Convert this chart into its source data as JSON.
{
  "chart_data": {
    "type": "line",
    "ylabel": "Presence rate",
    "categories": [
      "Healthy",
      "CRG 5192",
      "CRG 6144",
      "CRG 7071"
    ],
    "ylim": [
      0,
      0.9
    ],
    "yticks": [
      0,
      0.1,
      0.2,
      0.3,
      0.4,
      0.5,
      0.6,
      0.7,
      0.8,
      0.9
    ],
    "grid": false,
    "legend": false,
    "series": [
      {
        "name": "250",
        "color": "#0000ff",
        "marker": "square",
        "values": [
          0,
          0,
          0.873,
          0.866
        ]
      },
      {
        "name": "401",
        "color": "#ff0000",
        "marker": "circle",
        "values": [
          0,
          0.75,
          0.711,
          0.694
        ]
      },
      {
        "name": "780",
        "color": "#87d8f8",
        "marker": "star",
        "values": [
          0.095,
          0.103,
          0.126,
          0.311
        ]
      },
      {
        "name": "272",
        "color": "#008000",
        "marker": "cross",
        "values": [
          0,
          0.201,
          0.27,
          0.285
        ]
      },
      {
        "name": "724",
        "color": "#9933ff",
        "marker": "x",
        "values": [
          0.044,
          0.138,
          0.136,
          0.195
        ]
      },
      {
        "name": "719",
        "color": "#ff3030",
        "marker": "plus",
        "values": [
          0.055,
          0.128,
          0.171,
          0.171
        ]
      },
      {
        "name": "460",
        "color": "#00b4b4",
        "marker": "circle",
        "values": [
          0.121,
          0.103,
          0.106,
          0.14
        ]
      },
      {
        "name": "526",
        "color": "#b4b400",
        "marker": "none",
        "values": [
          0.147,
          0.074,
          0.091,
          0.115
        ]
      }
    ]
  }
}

» Exercise goal
Extract every line containing the string "name" from the material.

» Answer to this problem
        "name": "250",
        "name": "401",
        "name": "780",
        "name": "272",
        "name": "724",
        "name": "719",
        "name": "460",
        "name": "526",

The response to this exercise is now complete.